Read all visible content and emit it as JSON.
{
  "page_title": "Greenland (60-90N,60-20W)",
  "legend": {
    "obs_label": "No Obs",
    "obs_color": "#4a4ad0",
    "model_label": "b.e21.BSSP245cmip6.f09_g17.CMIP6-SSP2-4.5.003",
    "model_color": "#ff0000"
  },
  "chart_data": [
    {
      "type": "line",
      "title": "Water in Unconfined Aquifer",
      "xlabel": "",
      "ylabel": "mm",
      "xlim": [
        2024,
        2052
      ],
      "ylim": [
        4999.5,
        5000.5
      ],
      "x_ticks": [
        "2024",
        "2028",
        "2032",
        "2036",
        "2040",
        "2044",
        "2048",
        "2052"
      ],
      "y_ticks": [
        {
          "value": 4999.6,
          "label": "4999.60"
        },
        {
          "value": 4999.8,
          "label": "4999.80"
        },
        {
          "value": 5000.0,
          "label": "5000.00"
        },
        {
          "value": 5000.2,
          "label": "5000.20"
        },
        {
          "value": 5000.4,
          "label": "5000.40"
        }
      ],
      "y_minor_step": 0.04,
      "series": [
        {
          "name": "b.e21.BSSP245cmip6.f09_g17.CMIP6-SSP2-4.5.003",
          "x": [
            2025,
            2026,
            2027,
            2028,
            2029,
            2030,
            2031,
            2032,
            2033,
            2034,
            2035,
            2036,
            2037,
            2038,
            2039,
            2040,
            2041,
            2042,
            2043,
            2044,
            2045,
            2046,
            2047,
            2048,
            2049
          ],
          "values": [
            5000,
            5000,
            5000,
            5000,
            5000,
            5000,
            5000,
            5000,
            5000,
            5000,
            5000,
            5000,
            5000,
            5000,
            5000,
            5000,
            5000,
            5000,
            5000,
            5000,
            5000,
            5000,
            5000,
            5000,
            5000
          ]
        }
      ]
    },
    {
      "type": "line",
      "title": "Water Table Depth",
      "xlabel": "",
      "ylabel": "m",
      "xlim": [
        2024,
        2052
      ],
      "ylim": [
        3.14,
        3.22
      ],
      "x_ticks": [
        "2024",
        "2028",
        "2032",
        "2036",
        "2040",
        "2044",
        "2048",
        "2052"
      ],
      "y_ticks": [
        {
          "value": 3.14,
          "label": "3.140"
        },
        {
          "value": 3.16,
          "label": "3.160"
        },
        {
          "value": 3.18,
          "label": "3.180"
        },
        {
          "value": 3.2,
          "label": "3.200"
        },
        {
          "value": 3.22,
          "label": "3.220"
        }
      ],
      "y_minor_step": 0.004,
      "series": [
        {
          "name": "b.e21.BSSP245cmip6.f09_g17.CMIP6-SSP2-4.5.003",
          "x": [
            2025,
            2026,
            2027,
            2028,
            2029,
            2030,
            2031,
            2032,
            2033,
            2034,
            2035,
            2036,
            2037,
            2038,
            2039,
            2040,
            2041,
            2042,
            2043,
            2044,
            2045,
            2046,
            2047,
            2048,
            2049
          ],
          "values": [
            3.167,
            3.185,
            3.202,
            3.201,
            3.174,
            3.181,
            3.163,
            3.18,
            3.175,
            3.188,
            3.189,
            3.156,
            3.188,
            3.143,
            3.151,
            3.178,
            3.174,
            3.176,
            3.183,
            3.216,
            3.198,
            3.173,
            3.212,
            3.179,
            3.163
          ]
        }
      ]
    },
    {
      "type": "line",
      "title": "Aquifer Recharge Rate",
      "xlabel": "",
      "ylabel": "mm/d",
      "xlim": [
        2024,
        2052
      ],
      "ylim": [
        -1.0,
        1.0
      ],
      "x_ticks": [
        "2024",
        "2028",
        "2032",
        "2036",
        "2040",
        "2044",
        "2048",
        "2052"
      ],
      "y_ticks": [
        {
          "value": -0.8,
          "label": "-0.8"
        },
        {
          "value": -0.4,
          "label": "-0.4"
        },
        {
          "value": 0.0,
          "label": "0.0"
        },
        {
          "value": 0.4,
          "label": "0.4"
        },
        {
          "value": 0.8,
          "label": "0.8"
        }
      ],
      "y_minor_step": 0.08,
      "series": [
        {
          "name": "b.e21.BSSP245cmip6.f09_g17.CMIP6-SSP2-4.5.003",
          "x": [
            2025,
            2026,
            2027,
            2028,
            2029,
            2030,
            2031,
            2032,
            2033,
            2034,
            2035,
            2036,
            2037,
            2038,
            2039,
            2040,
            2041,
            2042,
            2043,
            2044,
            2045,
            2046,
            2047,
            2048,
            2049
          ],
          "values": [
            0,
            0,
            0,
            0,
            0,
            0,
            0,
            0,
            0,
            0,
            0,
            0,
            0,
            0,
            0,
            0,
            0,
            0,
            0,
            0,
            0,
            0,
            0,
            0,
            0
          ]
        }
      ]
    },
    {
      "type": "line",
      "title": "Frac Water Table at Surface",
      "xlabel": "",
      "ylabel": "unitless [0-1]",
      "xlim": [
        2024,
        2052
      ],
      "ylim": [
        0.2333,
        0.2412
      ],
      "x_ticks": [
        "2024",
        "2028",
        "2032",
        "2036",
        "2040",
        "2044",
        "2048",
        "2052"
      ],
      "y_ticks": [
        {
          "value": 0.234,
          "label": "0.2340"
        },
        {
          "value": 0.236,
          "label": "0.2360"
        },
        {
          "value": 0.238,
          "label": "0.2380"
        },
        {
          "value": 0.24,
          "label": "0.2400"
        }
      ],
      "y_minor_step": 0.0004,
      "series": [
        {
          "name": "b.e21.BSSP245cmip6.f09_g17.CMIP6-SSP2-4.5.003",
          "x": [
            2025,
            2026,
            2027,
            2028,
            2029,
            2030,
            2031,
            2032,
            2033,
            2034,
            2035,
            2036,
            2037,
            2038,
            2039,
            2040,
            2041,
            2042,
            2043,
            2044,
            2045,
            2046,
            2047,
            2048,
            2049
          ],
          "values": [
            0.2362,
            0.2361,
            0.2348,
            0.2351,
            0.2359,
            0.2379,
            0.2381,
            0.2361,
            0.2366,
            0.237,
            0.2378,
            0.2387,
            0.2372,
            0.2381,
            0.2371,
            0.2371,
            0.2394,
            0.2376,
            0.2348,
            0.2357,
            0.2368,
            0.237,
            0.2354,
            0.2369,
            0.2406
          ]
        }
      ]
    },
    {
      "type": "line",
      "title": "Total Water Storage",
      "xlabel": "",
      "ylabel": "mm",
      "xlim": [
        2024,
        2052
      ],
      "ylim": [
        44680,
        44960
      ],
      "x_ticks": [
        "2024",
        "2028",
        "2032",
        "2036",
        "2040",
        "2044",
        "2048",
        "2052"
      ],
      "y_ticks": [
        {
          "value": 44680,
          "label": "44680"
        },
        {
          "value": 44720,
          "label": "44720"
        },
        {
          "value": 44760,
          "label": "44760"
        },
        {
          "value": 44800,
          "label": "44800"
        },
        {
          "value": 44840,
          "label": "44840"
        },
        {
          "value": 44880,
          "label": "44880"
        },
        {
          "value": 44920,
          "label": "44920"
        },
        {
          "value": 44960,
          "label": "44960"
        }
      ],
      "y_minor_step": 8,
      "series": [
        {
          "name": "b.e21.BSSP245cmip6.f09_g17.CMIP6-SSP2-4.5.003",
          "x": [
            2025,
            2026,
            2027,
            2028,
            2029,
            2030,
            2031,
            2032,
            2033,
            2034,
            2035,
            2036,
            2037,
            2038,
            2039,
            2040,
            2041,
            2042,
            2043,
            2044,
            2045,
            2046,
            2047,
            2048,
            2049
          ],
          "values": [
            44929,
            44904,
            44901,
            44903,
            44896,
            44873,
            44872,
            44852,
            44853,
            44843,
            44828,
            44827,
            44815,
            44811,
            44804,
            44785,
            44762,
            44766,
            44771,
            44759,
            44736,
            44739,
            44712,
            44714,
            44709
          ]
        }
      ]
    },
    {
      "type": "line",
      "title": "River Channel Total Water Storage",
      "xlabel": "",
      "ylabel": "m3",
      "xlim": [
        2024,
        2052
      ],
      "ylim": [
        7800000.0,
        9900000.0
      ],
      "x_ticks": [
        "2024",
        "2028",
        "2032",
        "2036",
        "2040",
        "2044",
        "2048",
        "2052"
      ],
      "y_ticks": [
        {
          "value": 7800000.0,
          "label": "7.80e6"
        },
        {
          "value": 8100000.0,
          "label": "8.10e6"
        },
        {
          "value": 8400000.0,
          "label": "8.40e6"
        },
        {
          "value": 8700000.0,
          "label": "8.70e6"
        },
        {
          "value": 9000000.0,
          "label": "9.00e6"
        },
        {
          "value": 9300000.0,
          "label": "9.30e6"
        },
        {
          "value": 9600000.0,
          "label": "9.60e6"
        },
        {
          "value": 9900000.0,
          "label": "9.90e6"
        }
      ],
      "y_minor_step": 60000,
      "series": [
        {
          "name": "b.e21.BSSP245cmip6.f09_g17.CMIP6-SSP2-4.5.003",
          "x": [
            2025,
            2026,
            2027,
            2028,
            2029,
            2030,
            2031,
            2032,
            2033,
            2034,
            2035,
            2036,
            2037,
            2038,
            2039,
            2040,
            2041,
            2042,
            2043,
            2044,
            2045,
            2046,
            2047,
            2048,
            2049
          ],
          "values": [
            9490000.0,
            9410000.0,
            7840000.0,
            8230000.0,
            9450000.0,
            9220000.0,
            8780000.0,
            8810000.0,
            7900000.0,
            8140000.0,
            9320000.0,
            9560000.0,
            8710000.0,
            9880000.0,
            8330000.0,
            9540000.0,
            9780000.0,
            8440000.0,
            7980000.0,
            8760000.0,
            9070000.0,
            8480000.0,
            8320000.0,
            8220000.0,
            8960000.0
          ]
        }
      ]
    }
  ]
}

**Task to carry out:** List the lines of the material in which the word "ylabel" occurs.

**Solved exercise:**
      "ylabel": "mm",
      "ylabel": "m",
      "ylabel": "mm/d",
      "ylabel": "unitless [0-1]",
      "ylabel": "mm",
      "ylabel": "m3",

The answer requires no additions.